_SHORT TASK_: Exactly as given, repeat all of the entries.

BEGIN RECORDED DATA

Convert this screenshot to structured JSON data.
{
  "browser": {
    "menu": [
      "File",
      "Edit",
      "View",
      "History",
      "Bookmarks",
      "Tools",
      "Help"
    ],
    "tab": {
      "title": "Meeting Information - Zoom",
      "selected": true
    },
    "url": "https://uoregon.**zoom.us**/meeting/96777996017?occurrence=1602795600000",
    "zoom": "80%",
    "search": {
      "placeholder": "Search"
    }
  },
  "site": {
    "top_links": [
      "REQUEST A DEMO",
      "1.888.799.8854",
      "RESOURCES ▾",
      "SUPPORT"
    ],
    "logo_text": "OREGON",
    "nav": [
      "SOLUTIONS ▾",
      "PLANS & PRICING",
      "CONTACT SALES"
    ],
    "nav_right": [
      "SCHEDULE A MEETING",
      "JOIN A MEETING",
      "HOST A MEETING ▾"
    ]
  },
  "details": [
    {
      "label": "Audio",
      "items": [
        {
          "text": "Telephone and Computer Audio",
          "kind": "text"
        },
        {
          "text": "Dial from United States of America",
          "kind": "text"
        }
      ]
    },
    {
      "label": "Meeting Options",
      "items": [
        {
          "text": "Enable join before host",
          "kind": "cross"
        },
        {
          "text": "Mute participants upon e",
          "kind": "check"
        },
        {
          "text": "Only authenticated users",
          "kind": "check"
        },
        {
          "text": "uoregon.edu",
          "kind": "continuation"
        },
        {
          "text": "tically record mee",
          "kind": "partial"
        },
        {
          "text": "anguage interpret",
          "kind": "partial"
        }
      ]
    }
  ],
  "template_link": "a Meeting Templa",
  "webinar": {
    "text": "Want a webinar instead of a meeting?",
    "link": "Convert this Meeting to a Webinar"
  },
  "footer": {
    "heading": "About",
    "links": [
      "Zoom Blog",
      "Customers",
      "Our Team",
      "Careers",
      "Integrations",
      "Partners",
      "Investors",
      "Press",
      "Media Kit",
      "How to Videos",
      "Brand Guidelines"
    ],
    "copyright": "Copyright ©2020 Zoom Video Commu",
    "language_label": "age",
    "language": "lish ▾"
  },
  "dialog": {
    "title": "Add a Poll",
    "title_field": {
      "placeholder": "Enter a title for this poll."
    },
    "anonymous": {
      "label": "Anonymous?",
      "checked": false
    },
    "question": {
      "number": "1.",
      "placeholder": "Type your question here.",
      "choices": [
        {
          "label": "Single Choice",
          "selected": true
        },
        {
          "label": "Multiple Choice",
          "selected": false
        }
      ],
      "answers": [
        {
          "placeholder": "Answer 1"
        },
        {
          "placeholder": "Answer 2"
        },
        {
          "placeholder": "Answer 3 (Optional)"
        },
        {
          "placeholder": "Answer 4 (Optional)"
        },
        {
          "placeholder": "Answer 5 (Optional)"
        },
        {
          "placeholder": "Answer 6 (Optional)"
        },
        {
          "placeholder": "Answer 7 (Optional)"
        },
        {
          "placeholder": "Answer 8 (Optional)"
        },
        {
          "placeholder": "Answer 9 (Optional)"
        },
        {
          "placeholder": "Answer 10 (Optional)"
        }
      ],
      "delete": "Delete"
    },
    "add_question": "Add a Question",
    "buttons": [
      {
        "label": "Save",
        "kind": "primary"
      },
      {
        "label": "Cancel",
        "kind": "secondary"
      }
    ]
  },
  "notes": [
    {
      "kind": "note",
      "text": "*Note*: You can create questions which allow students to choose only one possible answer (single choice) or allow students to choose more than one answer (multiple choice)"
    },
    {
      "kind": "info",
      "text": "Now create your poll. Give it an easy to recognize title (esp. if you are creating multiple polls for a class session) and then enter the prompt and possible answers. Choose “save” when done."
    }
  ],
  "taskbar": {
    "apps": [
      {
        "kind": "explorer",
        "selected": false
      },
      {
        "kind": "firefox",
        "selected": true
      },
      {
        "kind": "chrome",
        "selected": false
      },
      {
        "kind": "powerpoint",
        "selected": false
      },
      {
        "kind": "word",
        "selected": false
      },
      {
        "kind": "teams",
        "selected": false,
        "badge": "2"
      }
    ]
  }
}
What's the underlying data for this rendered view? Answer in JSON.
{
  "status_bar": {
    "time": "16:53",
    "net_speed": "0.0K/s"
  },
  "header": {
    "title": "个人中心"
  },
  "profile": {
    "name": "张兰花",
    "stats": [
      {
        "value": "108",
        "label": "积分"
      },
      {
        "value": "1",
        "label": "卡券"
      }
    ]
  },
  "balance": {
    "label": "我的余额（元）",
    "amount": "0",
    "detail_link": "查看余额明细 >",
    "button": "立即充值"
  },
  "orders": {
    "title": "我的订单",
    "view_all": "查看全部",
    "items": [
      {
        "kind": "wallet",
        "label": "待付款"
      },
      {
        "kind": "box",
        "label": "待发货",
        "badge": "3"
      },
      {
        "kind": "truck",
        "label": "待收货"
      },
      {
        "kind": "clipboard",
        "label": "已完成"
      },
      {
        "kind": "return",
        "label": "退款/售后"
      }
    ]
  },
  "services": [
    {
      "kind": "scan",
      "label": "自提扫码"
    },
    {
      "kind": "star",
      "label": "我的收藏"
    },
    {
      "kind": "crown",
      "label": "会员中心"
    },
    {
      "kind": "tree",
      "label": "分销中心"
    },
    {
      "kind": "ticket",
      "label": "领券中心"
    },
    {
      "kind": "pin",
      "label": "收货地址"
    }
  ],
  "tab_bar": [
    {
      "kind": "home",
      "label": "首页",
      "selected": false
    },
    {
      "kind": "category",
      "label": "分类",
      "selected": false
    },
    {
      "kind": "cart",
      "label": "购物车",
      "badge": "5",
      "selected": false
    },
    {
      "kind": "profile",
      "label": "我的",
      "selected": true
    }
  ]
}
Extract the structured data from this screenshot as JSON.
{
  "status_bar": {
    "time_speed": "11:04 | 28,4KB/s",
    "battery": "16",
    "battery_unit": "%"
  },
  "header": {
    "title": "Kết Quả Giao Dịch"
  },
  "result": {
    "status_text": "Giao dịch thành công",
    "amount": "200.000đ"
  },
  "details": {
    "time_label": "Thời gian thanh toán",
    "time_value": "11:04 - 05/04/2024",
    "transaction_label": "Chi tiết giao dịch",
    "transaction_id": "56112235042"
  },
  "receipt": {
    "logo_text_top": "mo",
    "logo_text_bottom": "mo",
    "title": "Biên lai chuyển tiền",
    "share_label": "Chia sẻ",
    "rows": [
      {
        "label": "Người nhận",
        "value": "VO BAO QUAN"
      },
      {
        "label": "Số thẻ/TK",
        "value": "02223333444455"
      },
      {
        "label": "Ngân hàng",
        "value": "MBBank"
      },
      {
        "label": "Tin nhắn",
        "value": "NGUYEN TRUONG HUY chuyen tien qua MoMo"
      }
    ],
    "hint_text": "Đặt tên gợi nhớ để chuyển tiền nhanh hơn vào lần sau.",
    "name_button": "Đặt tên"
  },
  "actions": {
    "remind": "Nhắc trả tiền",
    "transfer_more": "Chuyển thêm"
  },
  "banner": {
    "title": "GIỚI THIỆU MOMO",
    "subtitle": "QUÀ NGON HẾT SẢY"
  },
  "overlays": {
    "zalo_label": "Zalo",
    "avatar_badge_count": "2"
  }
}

END RECORDED DATA

_FINAL RESULT_:
Convert this screenshot to structured JSON data.
{
  "browser": {
    "menu": [
      "File",
      "Edit",
      "View",
      "History",
      "Bookmarks",
      "Tools",
      "Help"
    ],
    "tab": {
      "title": "Meeting Information - Zoom",
      "selected": true
    },
    "url": "https://uoregon.**zoom.us**/meeting/96777996017?occurrence=1602795600000",
    "zoom": "80%",
    "search": {
      "placeholder": "Search"
    }
  },
  "site": {
    "top_links": [
      "REQUEST A DEMO",
      "1.888.799.8854",
      "RESOURCES ▾",
      "SUPPORT"
    ],
    "logo_text": "OREGON",
    "nav": [
      "SOLUTIONS ▾",
      "PLANS & PRICING",
      "CONTACT SALES"
    ],
    "nav_right": [
      "SCHEDULE A MEETING",
      "JOIN A MEETING",
      "HOST A MEETING ▾"
    ]
  },
  "details": [
    {
      "label": "Audio",
      "items": [
        {
          "text": "Telephone and Computer Audio",
          "kind": "text"
        },
        {
          "text": "Dial from United States of America",
          "kind": "text"
        }
      ]
    },
    {
      "label": "Meeting Options",
      "items": [
        {
          "text": "Enable join before host",
          "kind": "cross"
        },
        {
          "text": "Mute participants upon e",
          "kind": "check"
        },
        {
          "text": "Only authenticated users",
          "kind": "check"
        },
        {
          "text": "uoregon.edu",
          "kind": "continuation"
        },
        {
          "text": "tically record mee",
          "kind": "partial"
        },
        {
          "text": "anguage interpret",
          "kind": "partial"
        }
      ]
    }
  ],
  "template_link": "a Meeting Templa",
  "webinar": {
    "text": "Want a webinar instead of a meeting?",
    "link": "Convert this Meeting to a Webinar"
  },
  "footer": {
    "heading": "About",
    "links": [
      "Zoom Blog",
      "Customers",
      "Our Team",
      "Careers",
      "Integrations",
      "Partners",
      "Investors",
      "Press",
      "Media Kit",
      "How to Videos",
      "Brand Guidelines"
    ],
    "copyright": "Copyright ©2020 Zoom Video Commu",
    "language_label": "age",
    "language": "lish ▾"
  },
  "dialog": {
    "title": "Add a Poll",
    "title_field": {
      "placeholder": "Enter a title for this poll."
    },
    "anonymous": {
      "label": "Anonymous?",
      "checked": false
    },
    "question": {
      "number": "1.",
      "placeholder": "Type your question here.",
      "choices": [
        {
          "label": "Single Choice",
          "selected": true
        },
        {
          "label": "Multiple Choice",
          "selected": false
        }
      ],
      "answers": [
        {
          "placeholder": "Answer 1"
        },
        {
          "placeholder": "Answer 2"
        },
        {
          "placeholder": "Answer 3 (Optional)"
        },
        {
          "placeholder": "Answer 4 (Optional)"
        },
        {
          "placeholder": "Answer 5 (Optional)"
        },
        {
          "placeholder": "Answer 6 (Optional)"
        },
        {
          "placeholder": "Answer 7 (Optional)"
        },
        {
          "placeholder": "Answer 8 (Optional)"
        },
        {
          "placeholder": "Answer 9 (Optional)"
        },
        {
          "placeholder": "Answer 10 (Optional)"
        }
      ],
      "delete": "Delete"
    },
    "add_question": "Add a Question",
    "buttons": [
      {
        "label": "Save",
        "kind": "primary"
      },
      {
        "label": "Cancel",
        "kind": "secondary"
      }
    ]
  },
  "notes": [
    {
      "kind": "note",
      "text": "*Note*: You can create questions which allow students to choose only one possible answer (single choice) or allow students to choose more than one answer (multiple choice)"
    },
    {
      "kind": "info",
      "text": "Now create your poll. Give it an easy to recognize title (esp. if you are creating multiple polls for a class session) and then enter the prompt and possible answers. Choose “save” when done."
    }
  ],
  "taskbar": {
    "apps": [
      {
        "kind": "explorer",
        "selected": false
      },
      {
        "kind": "firefox",
        "selected": true
      },
      {
        "kind": "chrome",
        "selected": false
      },
      {
        "kind": "powerpoint",
        "selected": false
      },
      {
        "kind": "word",
        "selected": false
      },
      {
        "kind": "teams",
        "selected": false,
        "badge": "2"
      }
    ]
  }
}
What's the underlying data for this rendered view? Answer in JSON.
{
  "status_bar": {
    "time": "16:53",
    "net_speed": "0.0K/s"
  },
  "header": {
    "title": "个人中心"
  },
  "profile": {
    "name": "张兰花",
    "stats": [
      {
        "value": "108",
        "label": "积分"
      },
      {
        "value": "1",
        "label": "卡券"
      }
    ]
  },
  "balance": {
    "label": "我的余额（元）",
    "amount": "0",
    "detail_link": "查看余额明细 >",
    "button": "立即充值"
  },
  "orders": {
    "title": "我的订单",
    "view_all": "查看全部",
    "items": [
      {
        "kind": "wallet",
        "label": "待付款"
      },
      {
        "kind": "box",
        "label": "待发货",
        "badge": "3"
      },
      {
        "kind": "truck",
        "label": "待收货"
      },
      {
        "kind": "clipboard",
        "label": "已完成"
      },
      {
        "kind": "return",
        "label": "退款/售后"
      }
    ]
  },
  "services": [
    {
      "kind": "scan",
      "label": "自提扫码"
    },
    {
      "kind": "star",
      "label": "我的收藏"
    },
    {
      "kind": "crown",
      "label": "会员中心"
    },
    {
      "kind": "tree",
      "label": "分销中心"
    },
    {
      "kind": "ticket",
      "label": "领券中心"
    },
    {
      "kind": "pin",
      "label": "收货地址"
    }
  ],
  "tab_bar": [
    {
      "kind": "home",
      "label": "首页",
      "selected": false
    },
    {
      "kind": "category",
      "label": "分类",
      "selected": false
    },
    {
      "kind": "cart",
      "label": "购物车",
      "badge": "5",
      "selected": false
    },
    {
      "kind": "profile",
      "label": "我的",
      "selected": true
    }
  ]
}
Extract the structured data from this screenshot as JSON.
{
  "status_bar": {
    "time_speed": "11:04 | 28,4KB/s",
    "battery": "16",
    "battery_unit": "%"
  },
  "header": {
    "title": "Kết Quả Giao Dịch"
  },
  "result": {
    "status_text": "Giao dịch thành công",
    "amount": "200.000đ"
  },
  "details": {
    "time_label": "Thời gian thanh toán",
    "time_value": "11:04 - 05/04/2024",
    "transaction_label": "Chi tiết giao dịch",
    "transaction_id": "56112235042"
  },
  "receipt": {
    "logo_text_top": "mo",
    "logo_text_bottom": "mo",
    "title": "Biên lai chuyển tiền",
    "share_label": "Chia sẻ",
    "rows": [
      {
        "label": "Người nhận",
        "value": "VO BAO QUAN"
      },
      {
        "label": "Số thẻ/TK",
        "value": "02223333444455"
      },
      {
        "label": "Ngân hàng",
        "value": "MBBank"
      },
      {
        "label": "Tin nhắn",
        "value": "NGUYEN TRUONG HUY chuyen tien qua MoMo"
      }
    ],
    "hint_text": "Đặt tên gợi nhớ để chuyển tiền nhanh hơn vào lần sau.",
    "name_button": "Đặt tên"
  },
  "actions": {
    "remind": "Nhắc trả tiền",
    "transfer_more": "Chuyển thêm"
  },
  "banner": {
    "title": "GIỚI THIỆU MOMO",
    "subtitle": "QUÀ NGON HẾT SẢY"
  },
  "overlays": {
    "zalo_label": "Zalo",
    "avatar_badge_count": "2"
  }
}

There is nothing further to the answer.